## SHORT TASK:
Draw out every line with the word "JSON" from the listing below.
※ ※ ※
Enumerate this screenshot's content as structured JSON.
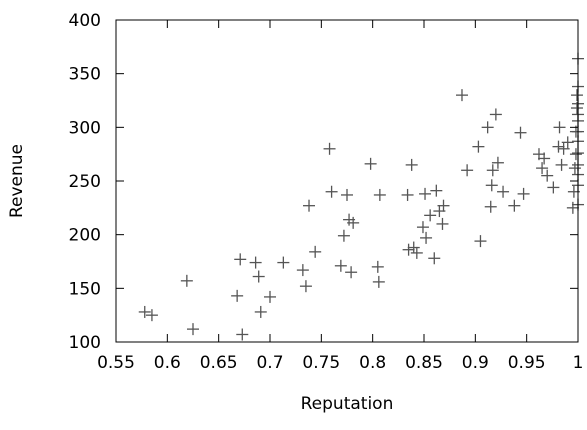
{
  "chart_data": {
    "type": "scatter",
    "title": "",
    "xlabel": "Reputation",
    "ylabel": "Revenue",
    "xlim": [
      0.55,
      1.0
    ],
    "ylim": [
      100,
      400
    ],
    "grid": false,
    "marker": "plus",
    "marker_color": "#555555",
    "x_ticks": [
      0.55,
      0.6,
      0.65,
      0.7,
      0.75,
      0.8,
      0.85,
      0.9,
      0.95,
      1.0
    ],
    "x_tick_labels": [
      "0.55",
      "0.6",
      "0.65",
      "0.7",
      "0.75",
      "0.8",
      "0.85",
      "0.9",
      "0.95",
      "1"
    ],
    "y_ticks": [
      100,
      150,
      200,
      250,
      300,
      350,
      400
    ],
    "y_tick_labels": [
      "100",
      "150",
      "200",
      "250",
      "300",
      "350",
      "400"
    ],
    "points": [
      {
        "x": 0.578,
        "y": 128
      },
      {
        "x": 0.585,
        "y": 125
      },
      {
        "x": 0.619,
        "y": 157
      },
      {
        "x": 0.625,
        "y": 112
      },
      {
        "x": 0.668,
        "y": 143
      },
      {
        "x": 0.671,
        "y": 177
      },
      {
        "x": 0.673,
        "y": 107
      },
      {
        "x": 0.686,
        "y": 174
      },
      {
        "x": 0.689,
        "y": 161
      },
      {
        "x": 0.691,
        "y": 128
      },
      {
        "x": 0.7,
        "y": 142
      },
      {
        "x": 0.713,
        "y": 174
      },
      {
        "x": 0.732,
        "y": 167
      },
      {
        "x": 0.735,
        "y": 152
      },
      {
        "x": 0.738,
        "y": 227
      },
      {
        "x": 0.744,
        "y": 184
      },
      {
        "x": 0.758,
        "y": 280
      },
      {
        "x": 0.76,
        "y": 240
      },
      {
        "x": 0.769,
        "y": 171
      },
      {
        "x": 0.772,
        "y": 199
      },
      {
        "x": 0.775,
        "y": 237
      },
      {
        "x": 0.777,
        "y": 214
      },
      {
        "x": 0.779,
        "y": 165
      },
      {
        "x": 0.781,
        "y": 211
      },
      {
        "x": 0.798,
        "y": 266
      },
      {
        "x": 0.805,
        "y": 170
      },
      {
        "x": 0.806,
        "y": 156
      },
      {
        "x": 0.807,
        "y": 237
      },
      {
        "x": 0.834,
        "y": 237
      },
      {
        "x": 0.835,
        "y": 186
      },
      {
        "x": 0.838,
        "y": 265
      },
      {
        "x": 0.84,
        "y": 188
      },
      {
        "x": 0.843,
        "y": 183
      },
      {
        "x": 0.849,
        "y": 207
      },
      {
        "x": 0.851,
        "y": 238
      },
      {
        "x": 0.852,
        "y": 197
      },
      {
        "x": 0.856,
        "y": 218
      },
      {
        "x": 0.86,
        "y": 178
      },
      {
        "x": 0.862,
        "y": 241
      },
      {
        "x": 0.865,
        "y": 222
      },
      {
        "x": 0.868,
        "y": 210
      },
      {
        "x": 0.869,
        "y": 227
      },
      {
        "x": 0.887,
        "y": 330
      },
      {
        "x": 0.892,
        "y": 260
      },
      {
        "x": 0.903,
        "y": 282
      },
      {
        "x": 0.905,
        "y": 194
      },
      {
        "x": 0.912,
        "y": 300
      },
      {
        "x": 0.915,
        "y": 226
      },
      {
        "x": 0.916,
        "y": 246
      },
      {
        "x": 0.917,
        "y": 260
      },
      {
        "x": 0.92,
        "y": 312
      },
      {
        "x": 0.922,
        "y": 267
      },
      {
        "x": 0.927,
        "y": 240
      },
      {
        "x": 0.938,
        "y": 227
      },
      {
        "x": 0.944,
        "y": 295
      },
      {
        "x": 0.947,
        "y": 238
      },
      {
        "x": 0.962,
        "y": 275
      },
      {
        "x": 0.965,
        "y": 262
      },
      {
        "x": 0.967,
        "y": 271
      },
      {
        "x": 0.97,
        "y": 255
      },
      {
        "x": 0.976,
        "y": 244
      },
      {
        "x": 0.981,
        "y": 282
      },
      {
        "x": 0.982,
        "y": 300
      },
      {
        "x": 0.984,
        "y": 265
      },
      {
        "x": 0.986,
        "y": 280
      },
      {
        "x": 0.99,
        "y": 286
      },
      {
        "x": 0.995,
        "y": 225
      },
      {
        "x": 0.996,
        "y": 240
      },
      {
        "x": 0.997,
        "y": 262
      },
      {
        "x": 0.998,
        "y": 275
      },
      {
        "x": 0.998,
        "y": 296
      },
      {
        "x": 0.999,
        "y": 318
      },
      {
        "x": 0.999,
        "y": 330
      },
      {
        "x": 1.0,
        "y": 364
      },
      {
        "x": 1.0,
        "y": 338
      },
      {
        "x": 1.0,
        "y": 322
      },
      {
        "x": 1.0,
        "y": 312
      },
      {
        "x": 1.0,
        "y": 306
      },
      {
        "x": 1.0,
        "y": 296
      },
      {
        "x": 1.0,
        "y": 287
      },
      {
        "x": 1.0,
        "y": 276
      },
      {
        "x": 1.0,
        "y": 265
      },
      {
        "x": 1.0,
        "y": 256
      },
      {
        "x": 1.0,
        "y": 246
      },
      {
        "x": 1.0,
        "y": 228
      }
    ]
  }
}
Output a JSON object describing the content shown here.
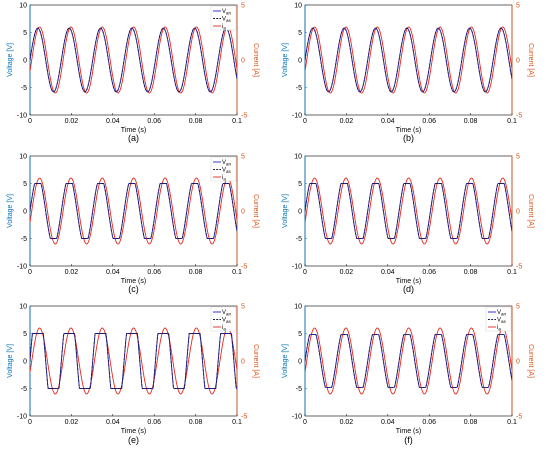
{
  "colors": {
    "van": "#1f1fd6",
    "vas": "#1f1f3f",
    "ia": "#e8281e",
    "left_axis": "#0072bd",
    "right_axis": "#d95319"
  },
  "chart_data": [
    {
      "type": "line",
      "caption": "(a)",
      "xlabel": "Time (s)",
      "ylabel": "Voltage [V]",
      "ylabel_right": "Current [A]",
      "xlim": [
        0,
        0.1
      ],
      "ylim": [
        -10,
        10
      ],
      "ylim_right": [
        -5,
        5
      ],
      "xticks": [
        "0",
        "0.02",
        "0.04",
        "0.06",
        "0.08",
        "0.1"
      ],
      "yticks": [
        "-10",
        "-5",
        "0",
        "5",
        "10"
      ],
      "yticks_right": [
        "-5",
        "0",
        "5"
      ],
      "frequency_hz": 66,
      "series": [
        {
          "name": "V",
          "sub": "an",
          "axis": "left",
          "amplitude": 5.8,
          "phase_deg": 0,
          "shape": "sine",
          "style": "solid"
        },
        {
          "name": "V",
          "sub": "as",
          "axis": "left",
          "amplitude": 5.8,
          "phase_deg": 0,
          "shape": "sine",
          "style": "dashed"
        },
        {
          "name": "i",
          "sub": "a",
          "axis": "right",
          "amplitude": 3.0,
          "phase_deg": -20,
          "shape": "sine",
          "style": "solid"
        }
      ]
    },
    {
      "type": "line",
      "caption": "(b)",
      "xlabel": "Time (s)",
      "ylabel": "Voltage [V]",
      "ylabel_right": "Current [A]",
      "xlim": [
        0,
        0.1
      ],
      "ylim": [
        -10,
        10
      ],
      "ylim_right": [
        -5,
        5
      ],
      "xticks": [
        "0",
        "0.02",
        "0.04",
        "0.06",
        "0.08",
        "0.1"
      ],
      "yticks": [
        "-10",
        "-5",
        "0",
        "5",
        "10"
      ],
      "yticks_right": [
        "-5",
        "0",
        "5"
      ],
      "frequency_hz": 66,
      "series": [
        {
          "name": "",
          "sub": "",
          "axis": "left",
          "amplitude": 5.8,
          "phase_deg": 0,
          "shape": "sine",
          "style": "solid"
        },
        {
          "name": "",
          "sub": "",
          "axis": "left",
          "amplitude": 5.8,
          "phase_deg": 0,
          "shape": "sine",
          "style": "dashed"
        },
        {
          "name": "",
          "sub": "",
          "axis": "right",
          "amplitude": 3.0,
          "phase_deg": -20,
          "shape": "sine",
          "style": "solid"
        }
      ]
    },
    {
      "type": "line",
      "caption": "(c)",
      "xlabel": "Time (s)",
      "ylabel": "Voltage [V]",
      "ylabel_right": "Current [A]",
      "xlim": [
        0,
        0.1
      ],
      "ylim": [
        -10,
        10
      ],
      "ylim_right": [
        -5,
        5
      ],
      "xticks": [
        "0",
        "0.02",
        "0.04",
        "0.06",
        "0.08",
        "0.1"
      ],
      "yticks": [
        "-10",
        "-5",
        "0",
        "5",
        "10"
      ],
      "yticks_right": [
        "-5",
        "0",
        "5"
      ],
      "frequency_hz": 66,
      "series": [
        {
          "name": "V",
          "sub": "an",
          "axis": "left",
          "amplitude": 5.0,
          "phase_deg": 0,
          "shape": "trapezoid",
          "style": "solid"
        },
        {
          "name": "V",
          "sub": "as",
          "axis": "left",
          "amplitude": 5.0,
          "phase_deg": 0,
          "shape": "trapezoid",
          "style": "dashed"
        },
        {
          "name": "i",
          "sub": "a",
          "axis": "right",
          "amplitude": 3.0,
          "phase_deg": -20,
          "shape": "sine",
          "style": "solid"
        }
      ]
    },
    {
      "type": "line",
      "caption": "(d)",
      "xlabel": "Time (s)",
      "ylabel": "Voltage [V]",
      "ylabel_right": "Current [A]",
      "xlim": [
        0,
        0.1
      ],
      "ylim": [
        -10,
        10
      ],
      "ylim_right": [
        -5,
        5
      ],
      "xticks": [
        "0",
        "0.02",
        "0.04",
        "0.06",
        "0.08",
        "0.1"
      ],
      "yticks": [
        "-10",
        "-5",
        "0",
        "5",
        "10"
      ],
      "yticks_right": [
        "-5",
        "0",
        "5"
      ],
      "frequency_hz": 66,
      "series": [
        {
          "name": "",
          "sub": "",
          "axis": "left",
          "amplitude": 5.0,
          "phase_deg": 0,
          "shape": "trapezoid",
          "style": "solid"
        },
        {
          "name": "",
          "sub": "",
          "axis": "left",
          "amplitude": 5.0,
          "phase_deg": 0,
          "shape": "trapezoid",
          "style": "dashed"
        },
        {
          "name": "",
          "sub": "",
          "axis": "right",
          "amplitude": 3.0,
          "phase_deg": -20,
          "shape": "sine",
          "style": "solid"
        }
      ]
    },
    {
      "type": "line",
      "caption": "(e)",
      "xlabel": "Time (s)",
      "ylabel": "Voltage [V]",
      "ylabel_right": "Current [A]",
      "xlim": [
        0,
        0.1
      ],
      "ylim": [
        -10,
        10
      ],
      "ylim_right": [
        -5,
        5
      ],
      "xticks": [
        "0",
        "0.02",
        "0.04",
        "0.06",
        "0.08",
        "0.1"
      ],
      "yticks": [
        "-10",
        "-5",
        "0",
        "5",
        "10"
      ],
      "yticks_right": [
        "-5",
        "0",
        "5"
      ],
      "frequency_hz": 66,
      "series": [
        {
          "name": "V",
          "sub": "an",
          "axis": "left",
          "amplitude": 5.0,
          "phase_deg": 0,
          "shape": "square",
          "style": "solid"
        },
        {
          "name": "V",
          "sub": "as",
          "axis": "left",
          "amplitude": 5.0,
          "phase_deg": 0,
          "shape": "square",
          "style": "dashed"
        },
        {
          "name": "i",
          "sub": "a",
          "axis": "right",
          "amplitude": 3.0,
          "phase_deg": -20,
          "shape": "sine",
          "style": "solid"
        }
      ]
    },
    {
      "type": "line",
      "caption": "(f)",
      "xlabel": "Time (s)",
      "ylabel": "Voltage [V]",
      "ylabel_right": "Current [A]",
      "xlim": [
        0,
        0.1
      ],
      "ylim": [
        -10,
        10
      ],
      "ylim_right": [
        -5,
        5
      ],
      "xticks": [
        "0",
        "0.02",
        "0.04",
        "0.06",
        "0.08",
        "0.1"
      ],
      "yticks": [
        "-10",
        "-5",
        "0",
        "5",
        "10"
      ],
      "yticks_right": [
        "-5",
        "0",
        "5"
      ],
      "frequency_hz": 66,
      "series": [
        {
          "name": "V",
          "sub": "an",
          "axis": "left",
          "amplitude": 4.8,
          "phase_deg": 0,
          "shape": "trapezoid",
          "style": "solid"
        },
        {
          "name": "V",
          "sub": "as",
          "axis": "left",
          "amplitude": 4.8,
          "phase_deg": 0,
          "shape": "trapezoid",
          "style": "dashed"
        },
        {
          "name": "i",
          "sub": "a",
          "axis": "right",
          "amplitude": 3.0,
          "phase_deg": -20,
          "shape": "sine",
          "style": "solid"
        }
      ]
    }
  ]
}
※ ※ ※
## PROBLEM SOLUTION:
Enumerate this screenshot's content as structured JSON.
Output a JSON object describing the content shown here.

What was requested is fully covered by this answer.